■ What is asked ■
Extract the lines that carry the string "Menu" from the listing.

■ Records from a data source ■
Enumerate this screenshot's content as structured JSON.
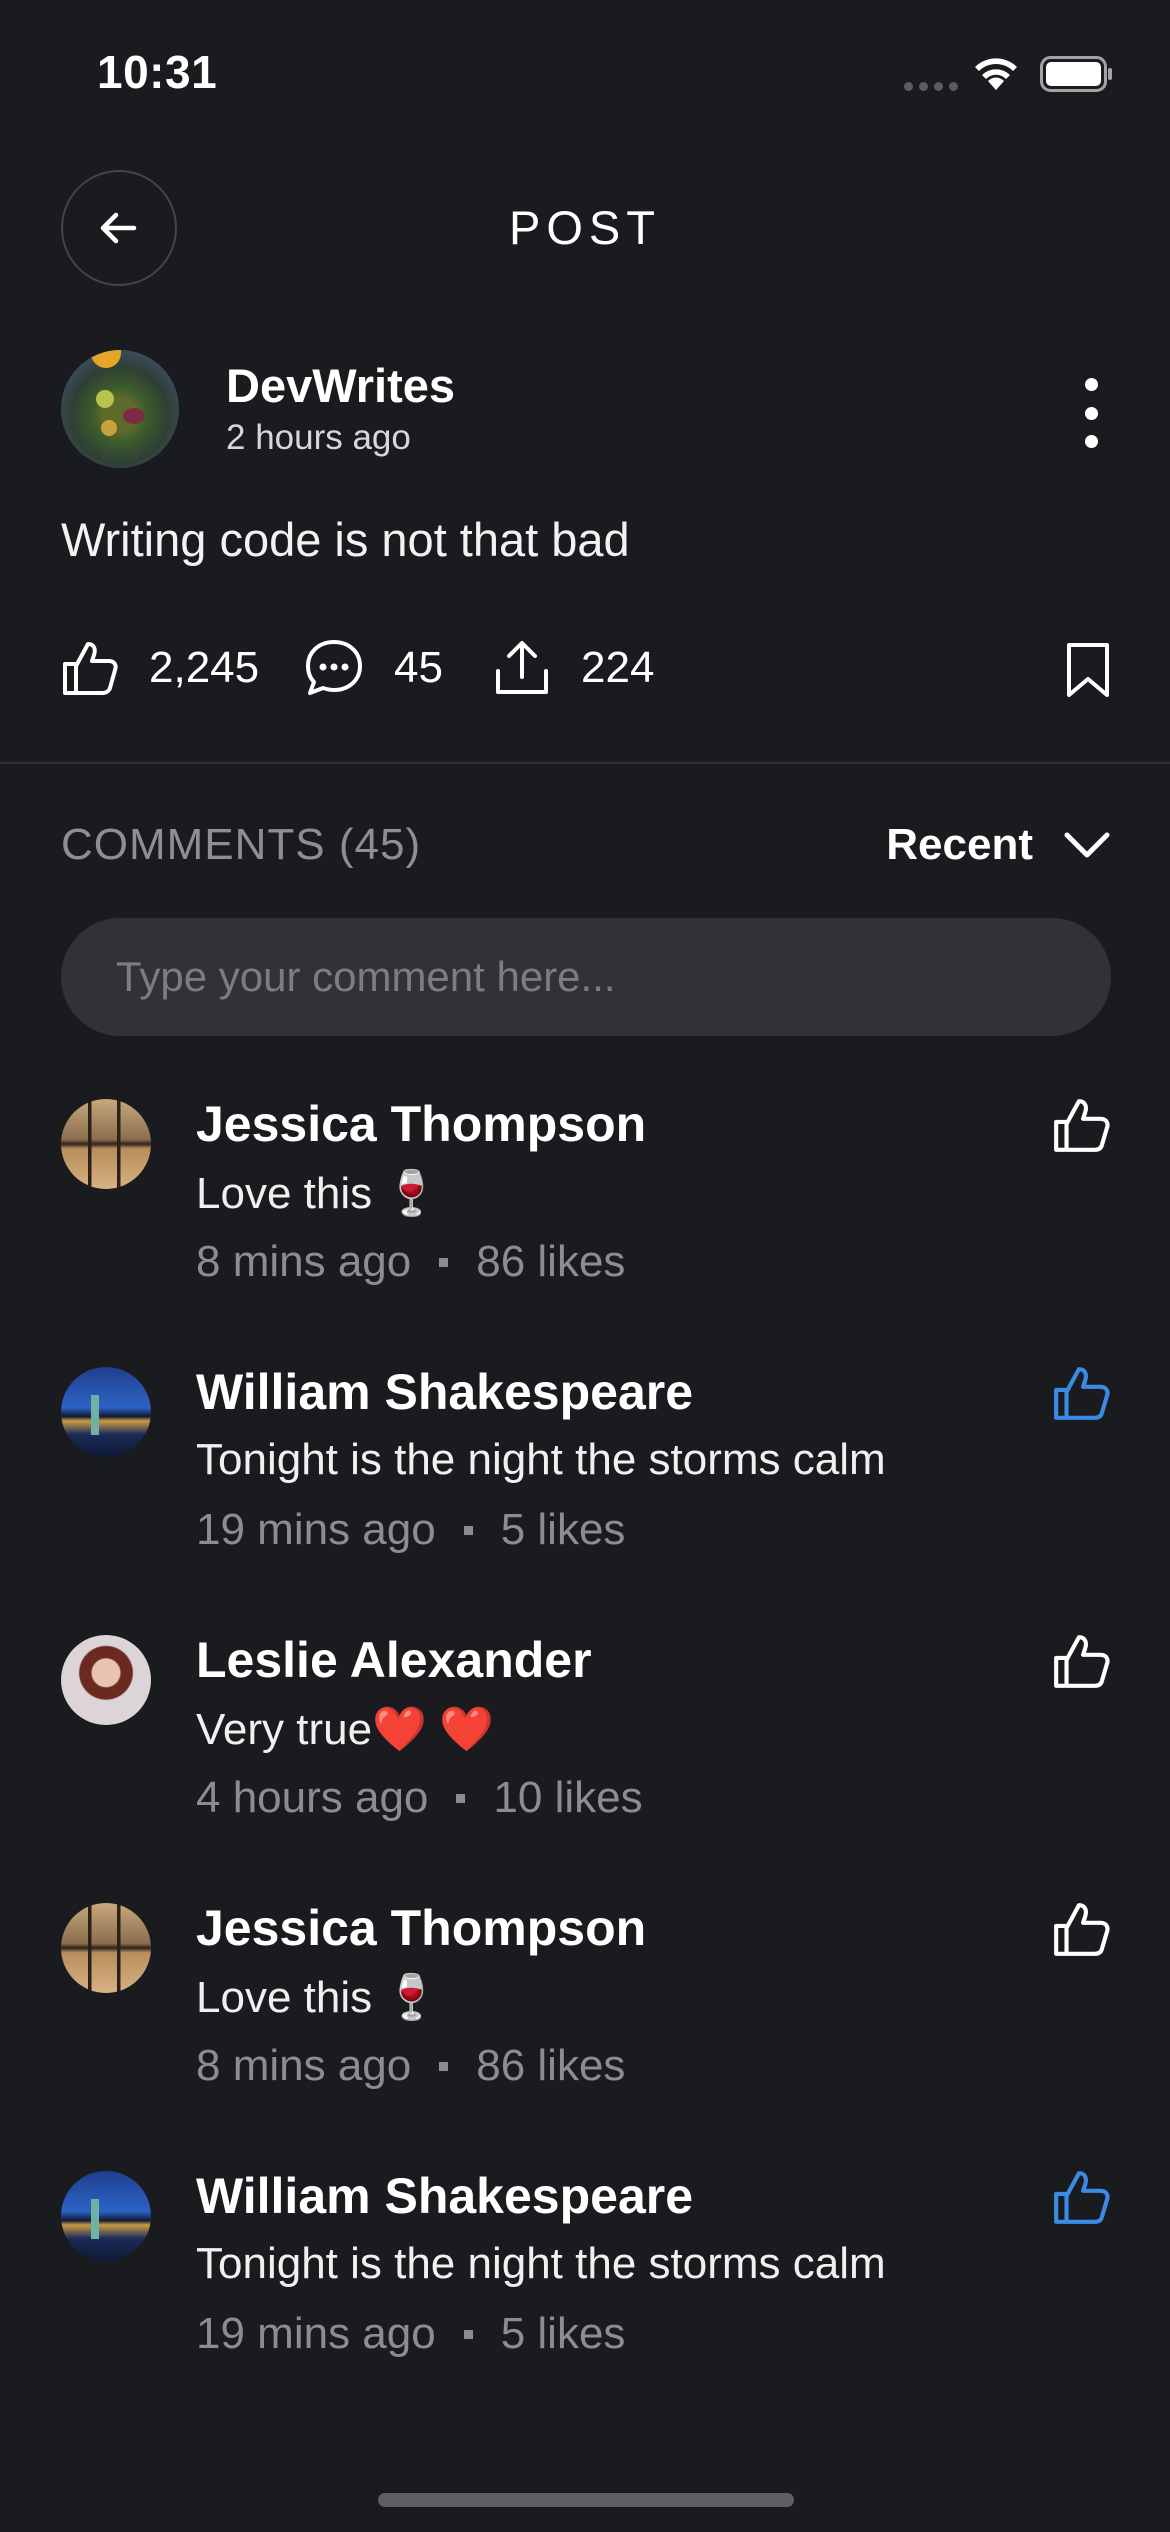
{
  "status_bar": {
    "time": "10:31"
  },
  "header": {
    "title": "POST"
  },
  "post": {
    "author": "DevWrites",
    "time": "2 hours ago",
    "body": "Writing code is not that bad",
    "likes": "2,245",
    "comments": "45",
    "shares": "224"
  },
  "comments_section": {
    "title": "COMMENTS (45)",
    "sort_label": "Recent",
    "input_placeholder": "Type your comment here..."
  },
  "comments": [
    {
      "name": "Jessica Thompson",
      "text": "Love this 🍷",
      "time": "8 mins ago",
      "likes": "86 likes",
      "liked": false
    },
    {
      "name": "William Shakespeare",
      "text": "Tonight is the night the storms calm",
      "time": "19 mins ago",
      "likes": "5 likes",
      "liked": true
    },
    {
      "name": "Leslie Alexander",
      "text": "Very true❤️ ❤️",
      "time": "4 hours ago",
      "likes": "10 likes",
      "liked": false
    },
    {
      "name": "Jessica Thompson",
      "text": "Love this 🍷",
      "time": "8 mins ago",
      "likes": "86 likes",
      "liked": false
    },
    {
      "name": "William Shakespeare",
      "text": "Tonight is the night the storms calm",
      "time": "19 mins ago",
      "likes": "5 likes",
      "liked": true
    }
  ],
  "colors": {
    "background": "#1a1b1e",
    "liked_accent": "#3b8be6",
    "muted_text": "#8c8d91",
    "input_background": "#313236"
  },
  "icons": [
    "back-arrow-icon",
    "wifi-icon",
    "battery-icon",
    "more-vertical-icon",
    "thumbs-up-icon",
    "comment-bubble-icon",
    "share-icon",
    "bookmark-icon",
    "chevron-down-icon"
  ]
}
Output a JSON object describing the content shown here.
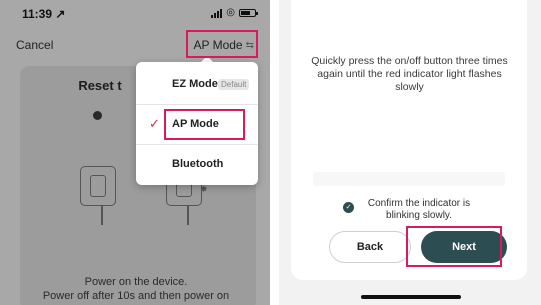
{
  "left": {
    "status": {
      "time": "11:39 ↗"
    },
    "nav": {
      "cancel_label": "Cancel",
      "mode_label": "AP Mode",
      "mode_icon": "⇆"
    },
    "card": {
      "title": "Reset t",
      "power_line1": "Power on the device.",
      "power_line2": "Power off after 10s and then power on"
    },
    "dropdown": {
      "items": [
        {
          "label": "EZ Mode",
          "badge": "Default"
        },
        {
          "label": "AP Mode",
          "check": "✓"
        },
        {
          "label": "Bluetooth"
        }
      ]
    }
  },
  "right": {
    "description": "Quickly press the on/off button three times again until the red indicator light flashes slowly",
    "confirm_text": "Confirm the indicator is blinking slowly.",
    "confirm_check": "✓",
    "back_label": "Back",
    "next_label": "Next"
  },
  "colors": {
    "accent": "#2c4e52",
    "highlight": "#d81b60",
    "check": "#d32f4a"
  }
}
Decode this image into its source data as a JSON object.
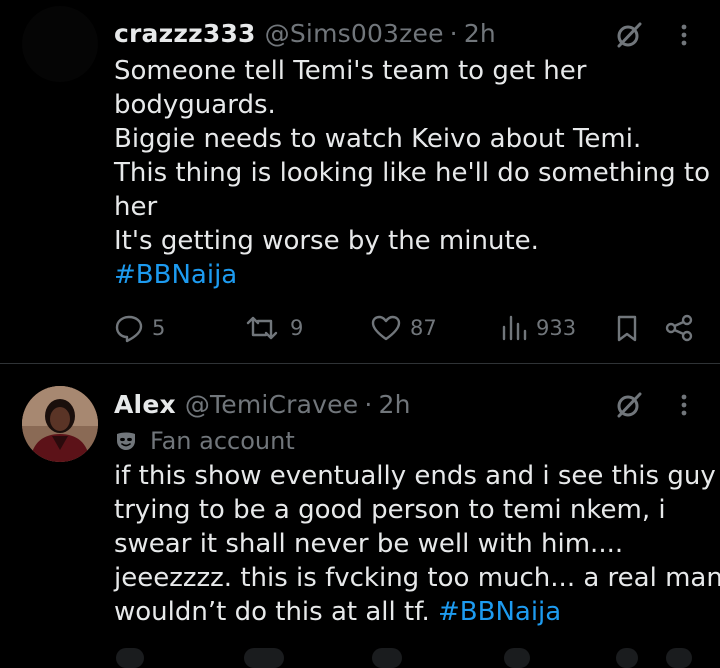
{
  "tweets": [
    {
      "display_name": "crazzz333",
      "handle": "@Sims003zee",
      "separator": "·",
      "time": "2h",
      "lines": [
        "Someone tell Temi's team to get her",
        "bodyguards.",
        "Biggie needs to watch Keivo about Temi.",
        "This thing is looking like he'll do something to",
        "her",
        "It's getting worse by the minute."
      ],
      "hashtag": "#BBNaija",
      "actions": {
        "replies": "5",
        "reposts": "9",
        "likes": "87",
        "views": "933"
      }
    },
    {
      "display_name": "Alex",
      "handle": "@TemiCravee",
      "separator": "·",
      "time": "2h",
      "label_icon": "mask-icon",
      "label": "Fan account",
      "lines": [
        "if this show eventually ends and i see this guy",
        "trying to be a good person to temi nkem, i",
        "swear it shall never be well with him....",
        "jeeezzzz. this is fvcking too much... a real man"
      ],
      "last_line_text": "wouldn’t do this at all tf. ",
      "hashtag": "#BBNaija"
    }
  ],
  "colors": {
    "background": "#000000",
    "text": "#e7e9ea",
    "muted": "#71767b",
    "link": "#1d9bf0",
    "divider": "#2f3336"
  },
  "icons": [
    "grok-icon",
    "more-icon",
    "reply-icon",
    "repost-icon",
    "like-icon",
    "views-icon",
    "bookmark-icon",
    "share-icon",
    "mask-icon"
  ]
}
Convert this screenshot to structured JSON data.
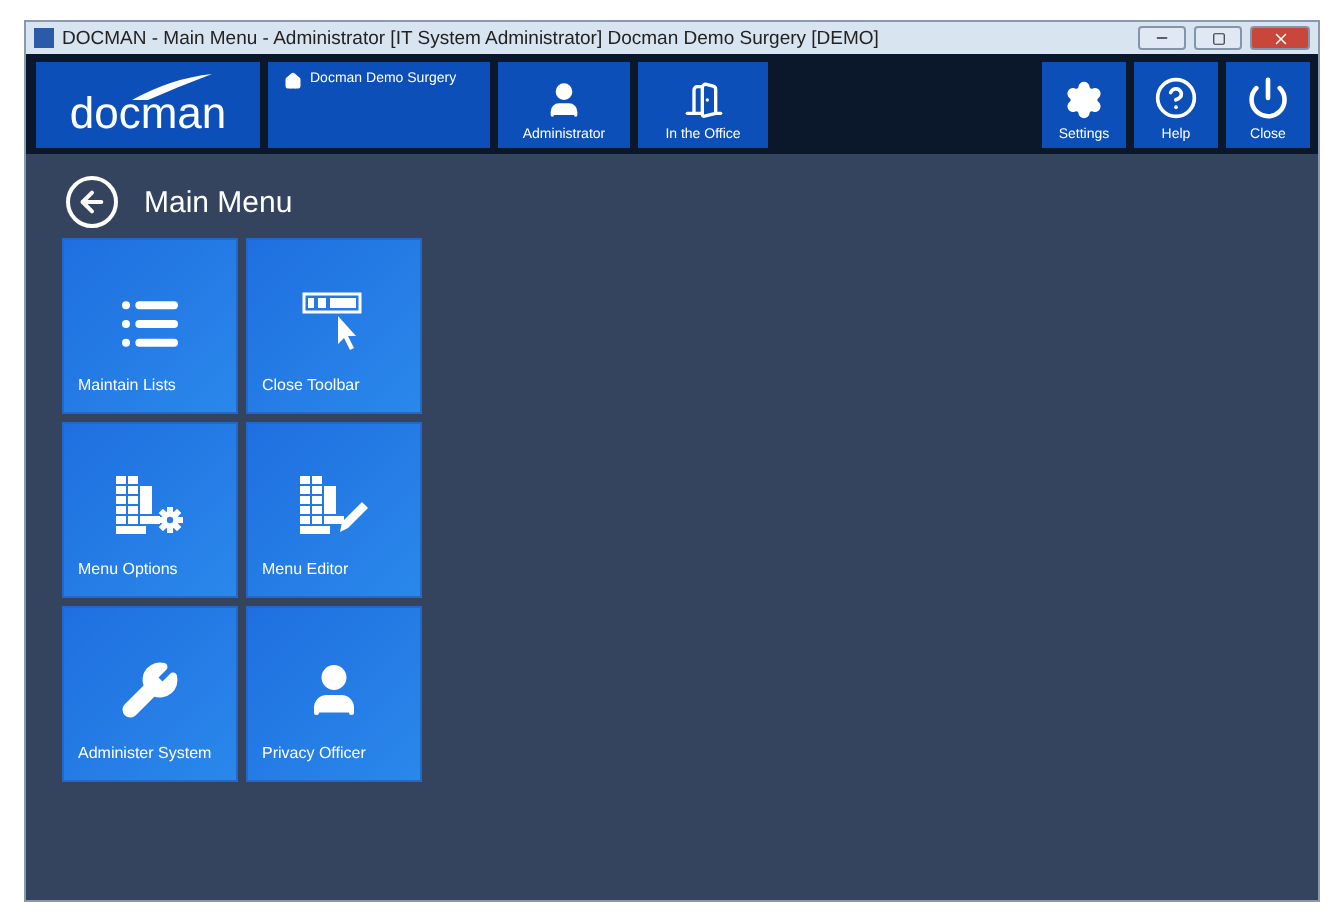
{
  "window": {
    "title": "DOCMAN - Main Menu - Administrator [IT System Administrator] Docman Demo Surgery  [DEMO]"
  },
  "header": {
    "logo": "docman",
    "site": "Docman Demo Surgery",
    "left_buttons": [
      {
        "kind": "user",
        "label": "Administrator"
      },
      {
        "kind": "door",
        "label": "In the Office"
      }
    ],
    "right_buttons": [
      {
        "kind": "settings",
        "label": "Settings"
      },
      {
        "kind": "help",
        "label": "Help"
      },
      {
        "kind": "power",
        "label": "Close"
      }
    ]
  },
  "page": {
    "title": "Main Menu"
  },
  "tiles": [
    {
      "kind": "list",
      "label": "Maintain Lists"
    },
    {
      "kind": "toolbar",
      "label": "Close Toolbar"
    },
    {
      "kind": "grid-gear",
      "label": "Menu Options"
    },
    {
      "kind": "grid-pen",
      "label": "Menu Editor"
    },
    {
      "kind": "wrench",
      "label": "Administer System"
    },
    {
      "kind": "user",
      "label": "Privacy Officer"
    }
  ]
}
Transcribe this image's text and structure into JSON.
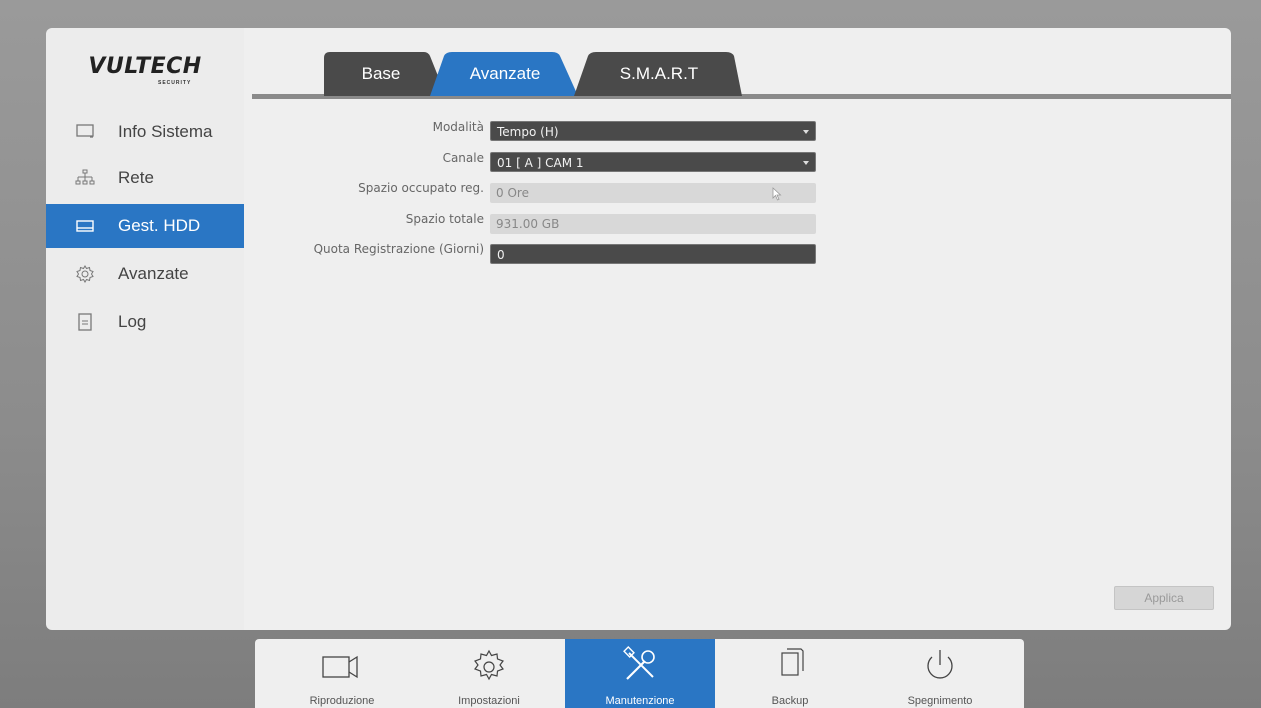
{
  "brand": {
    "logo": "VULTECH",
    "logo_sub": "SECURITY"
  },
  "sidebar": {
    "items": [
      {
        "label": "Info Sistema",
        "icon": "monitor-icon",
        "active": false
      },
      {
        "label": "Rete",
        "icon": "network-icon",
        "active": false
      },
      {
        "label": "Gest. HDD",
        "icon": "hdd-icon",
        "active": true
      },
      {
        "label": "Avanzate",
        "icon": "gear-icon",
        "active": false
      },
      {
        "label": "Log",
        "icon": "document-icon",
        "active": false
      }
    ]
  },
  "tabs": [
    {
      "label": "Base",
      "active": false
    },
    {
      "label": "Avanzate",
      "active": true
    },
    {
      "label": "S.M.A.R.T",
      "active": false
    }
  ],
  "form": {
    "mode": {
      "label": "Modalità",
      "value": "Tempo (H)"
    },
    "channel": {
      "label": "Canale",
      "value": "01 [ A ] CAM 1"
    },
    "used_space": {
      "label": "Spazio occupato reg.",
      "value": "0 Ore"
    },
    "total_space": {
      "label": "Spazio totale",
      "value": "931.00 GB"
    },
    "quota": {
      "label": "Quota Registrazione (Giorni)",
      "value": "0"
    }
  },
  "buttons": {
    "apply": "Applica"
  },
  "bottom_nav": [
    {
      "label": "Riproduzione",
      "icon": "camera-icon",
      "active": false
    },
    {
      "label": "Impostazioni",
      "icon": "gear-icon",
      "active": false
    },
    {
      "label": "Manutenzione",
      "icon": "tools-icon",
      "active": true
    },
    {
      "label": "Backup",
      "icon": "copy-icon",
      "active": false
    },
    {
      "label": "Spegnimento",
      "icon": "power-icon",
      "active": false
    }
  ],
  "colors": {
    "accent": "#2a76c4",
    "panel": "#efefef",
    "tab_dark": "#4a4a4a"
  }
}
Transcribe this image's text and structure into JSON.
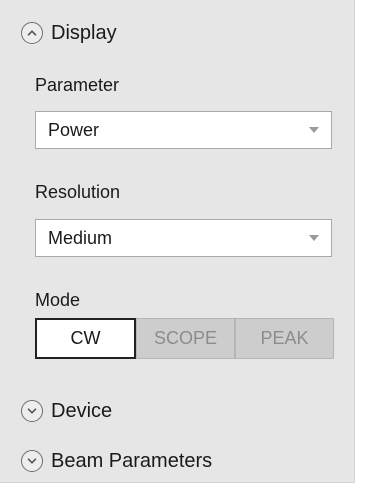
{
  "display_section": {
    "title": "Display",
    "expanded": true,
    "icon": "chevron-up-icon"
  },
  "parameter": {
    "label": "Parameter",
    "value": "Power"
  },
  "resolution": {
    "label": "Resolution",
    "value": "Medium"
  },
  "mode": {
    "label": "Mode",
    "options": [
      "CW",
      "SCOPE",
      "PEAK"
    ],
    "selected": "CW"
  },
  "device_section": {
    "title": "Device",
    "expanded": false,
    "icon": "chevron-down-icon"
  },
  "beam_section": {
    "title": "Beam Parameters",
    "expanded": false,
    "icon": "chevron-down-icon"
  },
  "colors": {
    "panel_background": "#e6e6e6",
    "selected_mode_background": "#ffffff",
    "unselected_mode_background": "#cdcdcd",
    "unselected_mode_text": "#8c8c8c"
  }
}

■ The completed task ■
    "title": "DOCMAN - Main Menu - Administrator [IT System Administrator] Docman Demo Surgery  [DEMO]"
    "title": "Main Menu"
      "label": "Menu Options"
      "label": "Menu Editor"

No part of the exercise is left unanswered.